:: AUFGABE 1 ::
Entnimm dem Forumsthread über ein Lied aus dem Film Boogie Nights wortgetreu den Abschnitt, der bei „## troppa (22.“ beginnt und bei „die Rede ist.“ endet.

# Suche Lied aus dem Film Boogie Nights



## FrozenBoy (21. Oktober 2011)

Der Titel sagt alles.
Das Lied wird in den letzten 15 Minuten des Films gespielt. Ca. bei 2 Std. und 23 Min. 
Direkt nach der Geburt von Bucks Jungen sagt Jack Horner (Burt Reynolds): "Nur keine Hektik Leute, irgendwann mal dieses Jahr..." während Andere den Truck ausladen.
Dann ruft er: "Maurice" und in diesem Augeblick wird ein rein Instrumentales Lied eingespielt, was die komplette Kameraszene läuft, die ihn durch das Haus verfolgt bis zu dem Punkt wo Amber Waves (Julianne Moore) sagt: "Sind wir so weit?" 

Ich habe beide Alben, den Boogie Nights Sountrack Vol. 1 und Vol. 1 und auf keinem ist es drauf.
Vielleicht habe ich nicht gründlich genug gegooglet, gefunden habe ich jedenfalls nichts


----------



## troppa (22. Oktober 2011)

Hm, laut Wikipedia solls das hier sein. Könnte vlt. hinkommen.


----------



## FrozenBoy (22. Oktober 2011)

Nein, ist ne andere Szene von dem dort die Rede ist. 
Das Lied was du meinst kommt eher gegen Anfang bis Mitte des Films.

Bei Wiki hab ich auch schon nachgelesen. 

Aber danke für den Versuch. 
Sonst noch wer ne Lösung?


----------

:: ÜBUNGSMATERIAL ::

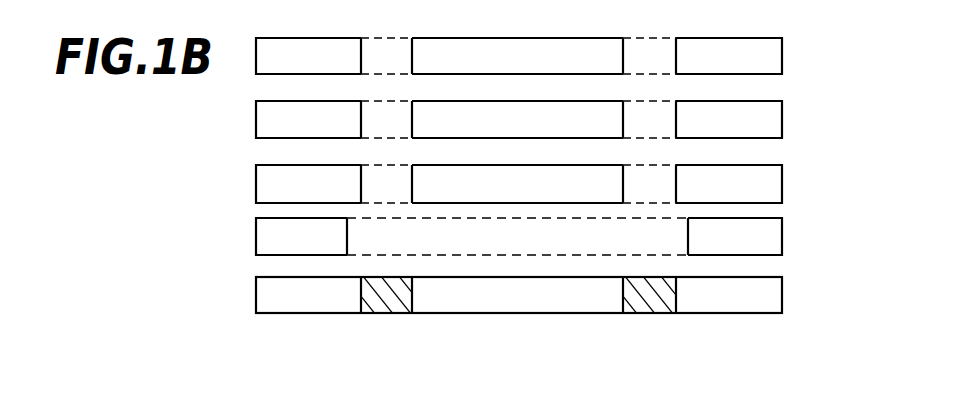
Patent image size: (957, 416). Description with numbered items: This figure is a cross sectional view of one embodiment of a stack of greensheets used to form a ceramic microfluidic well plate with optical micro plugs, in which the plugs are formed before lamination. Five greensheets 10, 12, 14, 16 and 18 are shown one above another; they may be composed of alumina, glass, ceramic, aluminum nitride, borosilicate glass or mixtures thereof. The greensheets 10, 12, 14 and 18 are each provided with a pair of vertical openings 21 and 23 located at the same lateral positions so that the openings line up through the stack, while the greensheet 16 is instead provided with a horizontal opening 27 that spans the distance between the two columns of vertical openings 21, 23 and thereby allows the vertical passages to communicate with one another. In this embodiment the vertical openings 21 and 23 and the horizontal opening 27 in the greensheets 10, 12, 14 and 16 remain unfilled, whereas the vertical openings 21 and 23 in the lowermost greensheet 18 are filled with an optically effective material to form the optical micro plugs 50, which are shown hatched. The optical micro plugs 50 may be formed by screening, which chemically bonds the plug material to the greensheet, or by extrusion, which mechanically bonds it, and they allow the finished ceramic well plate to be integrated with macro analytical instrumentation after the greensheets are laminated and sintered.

The greensheet 10 is at (770, 59).
The greensheet 12 is at (770, 122).
The greensheet 14 is at (770, 187).
The greensheet 16 is at (770, 240).
The greensheet 18 is at (770, 298).
The vertical opening 21 is at (386, 120).
The vertical opening 23 is at (649, 120).
The horizontal opening 27 is at (517, 236).
The optical micro plug 50 is at (387, 318).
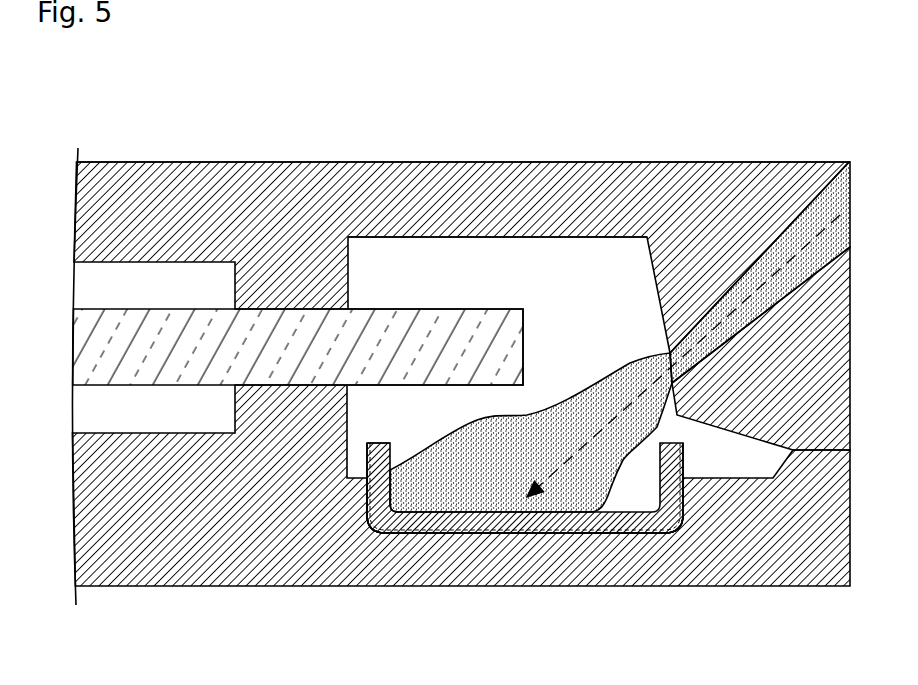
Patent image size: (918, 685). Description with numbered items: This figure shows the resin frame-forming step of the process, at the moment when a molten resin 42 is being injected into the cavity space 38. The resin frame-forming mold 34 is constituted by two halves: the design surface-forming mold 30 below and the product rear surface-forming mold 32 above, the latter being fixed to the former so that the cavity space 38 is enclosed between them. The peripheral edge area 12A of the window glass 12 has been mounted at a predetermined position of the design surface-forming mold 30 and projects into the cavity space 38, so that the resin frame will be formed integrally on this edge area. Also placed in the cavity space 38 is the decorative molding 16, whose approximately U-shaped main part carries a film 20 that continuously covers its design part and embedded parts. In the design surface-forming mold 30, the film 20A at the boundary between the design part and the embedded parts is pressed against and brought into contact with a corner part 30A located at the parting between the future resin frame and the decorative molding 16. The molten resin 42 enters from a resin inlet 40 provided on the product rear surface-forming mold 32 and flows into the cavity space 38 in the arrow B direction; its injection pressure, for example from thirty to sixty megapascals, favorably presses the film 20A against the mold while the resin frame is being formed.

:: AUFGABE 2 ::
Wandle die Zeilen der Einträge, beginnend am Anfang der Einträge und endend mit der Zeile, die „The optical micro plug 50 is at (387, 318).“ enthält, beide eingeschlossen, in eine JSON-Liste von Zeichenketten um, mit einer Zeichenkette pro Zeile. Lass dabei Leerzeilen und die Bilder weg.

:: RICHTIGE LÖSUNG 1 ::
## troppa (22. Oktober 2011)

Hm, laut Wikipedia solls das hier sein. Könnte vlt. hinkommen.


----------



## FrozenBoy (22. Oktober 2011)

Nein, ist ne andere Szene von dem dort die Rede ist.

:: RICHTIGE LÖSUNG 2 ::
[
  "Patent image size: (957, 416). Description with numbered items: This figure is a cross sectional view of one embodiment of a stack of greensheets used to form a ceramic microfluidic well plate with optical micro plugs, in which the plugs are formed before lamination. Five greensheets 10, 12, 14, 16 and 18 are shown one above another; they may be composed of alumina, glass, ceramic, aluminum nitride, borosilicate glass or mixtures thereof. The greensheets 10, 12, 14 and 18 are each provided with a pair of vertical openings 21 and 23 located at the same lateral positions so that the openings line up through the stack, while the greensheet 16 is instead provided with a horizontal opening 27 that spans the distance between the two columns of vertical openings 21, 23 and thereby allows the vertical passages to communicate with one another. In this embodiment the vertical openings 21 and 23 and the horizontal opening 27 in the greensheets 10, 12, 14 and 16 remain unfilled, whereas the vertical openings 21 and 23 in the lowermost greensheet 18 are filled with an optically effective material to form the optical micro plugs 50, which are shown hatched. The optical micro plugs 50 may be formed by screening, which chemically bonds the plug material to the greensheet, or by extrusion, which mechanically bonds it, and they allow the finished ceramic well plate to be integrated with macro analytical instrumentation after the greensheets are laminated and sintered.",
  "The greensheet 10 is at (770, 59).",
  "The greensheet 12 is at (770, 122).",
  "The greensheet 14 is at (770, 187).",
  "The greensheet 16 is at (770, 240).",
  "The greensheet 18 is at (770, 298).",
  "The vertical opening 21 is at (386, 120).",
  "The vertical opening 23 is at (649, 120).",
  "The horizontal opening 27 is at (517, 236).",
  "The optical micro plug 50 is at (387, 318)."
]